Stored data:
____________________

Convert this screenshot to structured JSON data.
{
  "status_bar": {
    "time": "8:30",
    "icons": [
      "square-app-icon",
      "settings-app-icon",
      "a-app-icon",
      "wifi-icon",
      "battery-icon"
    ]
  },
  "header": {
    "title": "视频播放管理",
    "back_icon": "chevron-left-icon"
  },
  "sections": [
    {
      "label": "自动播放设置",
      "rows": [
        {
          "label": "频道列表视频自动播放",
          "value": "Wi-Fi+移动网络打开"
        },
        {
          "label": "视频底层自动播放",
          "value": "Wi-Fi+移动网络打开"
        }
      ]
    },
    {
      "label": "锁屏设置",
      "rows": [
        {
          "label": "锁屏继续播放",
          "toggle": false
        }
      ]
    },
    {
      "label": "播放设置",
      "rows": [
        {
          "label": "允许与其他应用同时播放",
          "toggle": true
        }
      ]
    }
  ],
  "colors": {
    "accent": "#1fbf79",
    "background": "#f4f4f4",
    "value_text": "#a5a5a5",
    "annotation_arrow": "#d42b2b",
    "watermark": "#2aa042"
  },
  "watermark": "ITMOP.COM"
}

____________________

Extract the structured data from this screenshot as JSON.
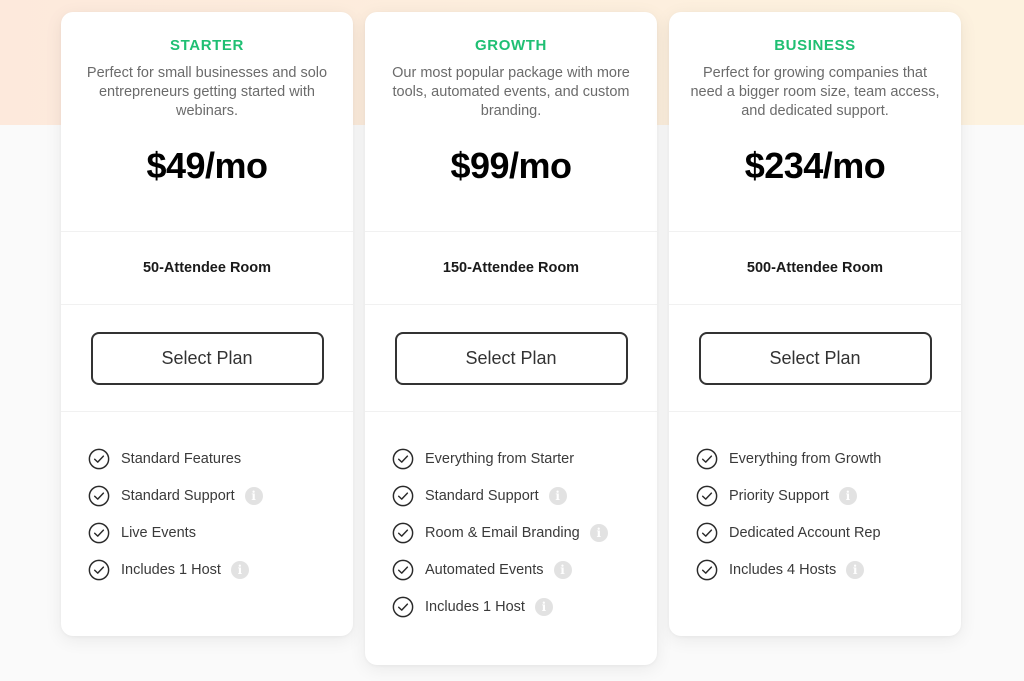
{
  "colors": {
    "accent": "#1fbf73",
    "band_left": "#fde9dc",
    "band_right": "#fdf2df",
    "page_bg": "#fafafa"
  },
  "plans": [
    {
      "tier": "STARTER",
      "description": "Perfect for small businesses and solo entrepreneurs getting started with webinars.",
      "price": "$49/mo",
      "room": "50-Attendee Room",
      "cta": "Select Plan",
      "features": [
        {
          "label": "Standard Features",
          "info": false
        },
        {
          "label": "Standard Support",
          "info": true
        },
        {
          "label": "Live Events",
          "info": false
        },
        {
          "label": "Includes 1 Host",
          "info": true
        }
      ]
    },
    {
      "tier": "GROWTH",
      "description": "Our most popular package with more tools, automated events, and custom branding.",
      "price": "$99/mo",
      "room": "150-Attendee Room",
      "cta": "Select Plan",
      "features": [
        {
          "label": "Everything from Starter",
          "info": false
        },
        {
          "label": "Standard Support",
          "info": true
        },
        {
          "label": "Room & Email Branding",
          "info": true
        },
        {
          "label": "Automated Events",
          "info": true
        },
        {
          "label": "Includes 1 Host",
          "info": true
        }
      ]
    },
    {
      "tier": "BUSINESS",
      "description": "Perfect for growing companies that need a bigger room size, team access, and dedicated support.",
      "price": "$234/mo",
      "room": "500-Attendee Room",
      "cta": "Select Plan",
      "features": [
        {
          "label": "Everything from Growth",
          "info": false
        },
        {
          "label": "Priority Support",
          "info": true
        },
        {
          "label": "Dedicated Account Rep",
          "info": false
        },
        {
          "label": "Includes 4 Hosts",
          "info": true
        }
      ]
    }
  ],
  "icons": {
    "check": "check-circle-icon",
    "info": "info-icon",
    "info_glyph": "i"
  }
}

____________________

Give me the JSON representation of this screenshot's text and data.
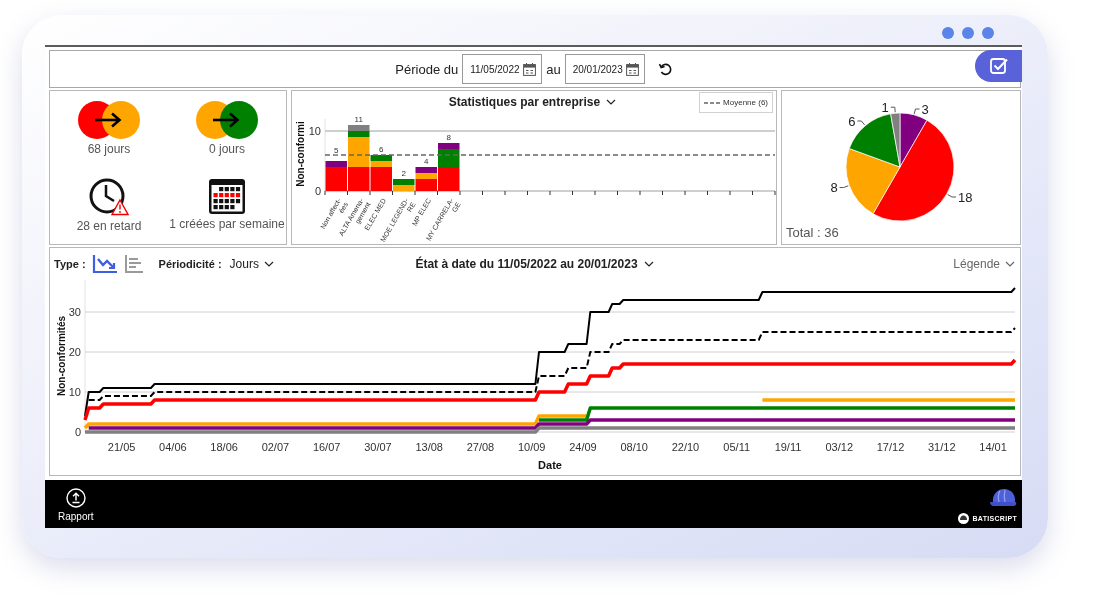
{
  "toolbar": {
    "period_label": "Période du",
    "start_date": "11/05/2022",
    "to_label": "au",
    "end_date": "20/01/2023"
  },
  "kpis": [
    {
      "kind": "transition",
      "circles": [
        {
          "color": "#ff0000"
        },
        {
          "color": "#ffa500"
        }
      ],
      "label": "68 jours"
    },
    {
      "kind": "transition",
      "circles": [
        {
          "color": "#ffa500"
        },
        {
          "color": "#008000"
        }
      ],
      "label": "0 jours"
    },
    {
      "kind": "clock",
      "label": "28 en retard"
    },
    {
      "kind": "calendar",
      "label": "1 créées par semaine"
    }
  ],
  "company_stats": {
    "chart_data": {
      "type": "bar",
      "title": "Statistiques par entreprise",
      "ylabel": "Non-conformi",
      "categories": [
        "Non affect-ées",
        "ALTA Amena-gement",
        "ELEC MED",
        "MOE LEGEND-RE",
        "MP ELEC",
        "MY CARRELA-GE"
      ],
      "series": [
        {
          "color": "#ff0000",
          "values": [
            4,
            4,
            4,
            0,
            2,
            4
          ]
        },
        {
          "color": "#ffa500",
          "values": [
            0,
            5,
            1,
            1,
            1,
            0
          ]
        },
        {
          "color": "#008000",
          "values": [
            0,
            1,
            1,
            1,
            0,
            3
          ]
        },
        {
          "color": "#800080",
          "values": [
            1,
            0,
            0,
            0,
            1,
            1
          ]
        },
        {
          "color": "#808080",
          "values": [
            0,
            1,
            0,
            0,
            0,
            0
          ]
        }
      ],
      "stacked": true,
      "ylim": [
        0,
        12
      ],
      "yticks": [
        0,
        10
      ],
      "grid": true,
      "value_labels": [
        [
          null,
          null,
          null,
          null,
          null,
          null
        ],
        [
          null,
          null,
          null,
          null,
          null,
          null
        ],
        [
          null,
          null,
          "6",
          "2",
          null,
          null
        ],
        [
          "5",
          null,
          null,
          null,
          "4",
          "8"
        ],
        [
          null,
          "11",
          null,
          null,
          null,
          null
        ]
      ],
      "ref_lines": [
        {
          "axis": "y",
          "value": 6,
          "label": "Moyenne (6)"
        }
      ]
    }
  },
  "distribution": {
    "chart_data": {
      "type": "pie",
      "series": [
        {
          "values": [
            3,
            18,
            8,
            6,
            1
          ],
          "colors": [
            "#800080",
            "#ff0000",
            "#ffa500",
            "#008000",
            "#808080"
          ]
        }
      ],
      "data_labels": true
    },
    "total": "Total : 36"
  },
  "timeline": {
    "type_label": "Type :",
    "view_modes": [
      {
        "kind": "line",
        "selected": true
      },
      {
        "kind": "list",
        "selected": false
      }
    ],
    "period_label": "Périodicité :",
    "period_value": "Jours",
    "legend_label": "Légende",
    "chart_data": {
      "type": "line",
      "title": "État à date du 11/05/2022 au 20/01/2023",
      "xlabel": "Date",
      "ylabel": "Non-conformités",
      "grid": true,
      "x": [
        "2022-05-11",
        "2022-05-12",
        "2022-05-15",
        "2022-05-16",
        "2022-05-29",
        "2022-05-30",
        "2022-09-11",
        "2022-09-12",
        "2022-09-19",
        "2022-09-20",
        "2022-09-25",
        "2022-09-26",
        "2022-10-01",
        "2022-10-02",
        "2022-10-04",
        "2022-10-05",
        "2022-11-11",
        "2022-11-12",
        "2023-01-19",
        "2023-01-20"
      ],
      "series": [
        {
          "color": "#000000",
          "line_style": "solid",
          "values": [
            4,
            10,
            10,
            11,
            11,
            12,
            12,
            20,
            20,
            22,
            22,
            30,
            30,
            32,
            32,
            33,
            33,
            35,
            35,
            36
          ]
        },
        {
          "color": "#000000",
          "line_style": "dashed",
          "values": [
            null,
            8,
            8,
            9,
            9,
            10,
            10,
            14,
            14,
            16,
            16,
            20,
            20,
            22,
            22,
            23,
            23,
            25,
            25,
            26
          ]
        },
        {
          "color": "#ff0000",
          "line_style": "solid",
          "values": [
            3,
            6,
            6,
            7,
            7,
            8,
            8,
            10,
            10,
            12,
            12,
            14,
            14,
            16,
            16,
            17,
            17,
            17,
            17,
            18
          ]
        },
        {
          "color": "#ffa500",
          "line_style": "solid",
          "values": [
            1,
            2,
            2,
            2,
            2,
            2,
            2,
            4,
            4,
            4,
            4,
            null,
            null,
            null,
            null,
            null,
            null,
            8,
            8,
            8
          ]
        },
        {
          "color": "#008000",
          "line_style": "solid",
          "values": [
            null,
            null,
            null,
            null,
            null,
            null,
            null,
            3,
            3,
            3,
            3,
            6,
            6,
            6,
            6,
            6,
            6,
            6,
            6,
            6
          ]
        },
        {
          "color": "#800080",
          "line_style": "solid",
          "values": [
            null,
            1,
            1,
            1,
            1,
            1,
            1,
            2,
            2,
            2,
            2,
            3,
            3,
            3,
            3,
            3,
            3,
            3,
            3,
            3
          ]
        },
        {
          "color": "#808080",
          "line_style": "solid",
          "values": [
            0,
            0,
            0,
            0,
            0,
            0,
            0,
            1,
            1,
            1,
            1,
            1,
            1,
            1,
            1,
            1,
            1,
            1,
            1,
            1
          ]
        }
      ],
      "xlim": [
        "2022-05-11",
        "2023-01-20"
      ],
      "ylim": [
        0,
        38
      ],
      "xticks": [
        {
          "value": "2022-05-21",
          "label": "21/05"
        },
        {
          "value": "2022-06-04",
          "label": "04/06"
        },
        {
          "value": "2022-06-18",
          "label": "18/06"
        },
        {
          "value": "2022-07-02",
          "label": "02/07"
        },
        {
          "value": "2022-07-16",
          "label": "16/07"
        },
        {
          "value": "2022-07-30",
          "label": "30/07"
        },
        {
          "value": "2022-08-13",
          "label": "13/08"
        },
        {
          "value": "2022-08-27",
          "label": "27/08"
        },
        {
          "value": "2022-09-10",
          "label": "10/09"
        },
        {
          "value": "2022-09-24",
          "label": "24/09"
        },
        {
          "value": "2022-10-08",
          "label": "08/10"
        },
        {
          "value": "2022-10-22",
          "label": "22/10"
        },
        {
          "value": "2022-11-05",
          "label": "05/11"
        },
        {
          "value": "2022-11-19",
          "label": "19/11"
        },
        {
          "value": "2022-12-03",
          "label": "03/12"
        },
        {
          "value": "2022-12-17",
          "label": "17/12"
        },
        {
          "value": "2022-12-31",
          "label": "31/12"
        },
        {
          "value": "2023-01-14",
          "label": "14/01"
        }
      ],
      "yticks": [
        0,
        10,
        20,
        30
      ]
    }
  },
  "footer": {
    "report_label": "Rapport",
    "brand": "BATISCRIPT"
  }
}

____________________

- [TASK DETAILS]
Which lines contain the word "title"? Copy each one.

- [WRITTEN RESPONSE]
    "title": "视频播放管理",
      "title": "Statistiques par entreprise",
      "title": "État à date du 11/05/2022 au 20/01/2023",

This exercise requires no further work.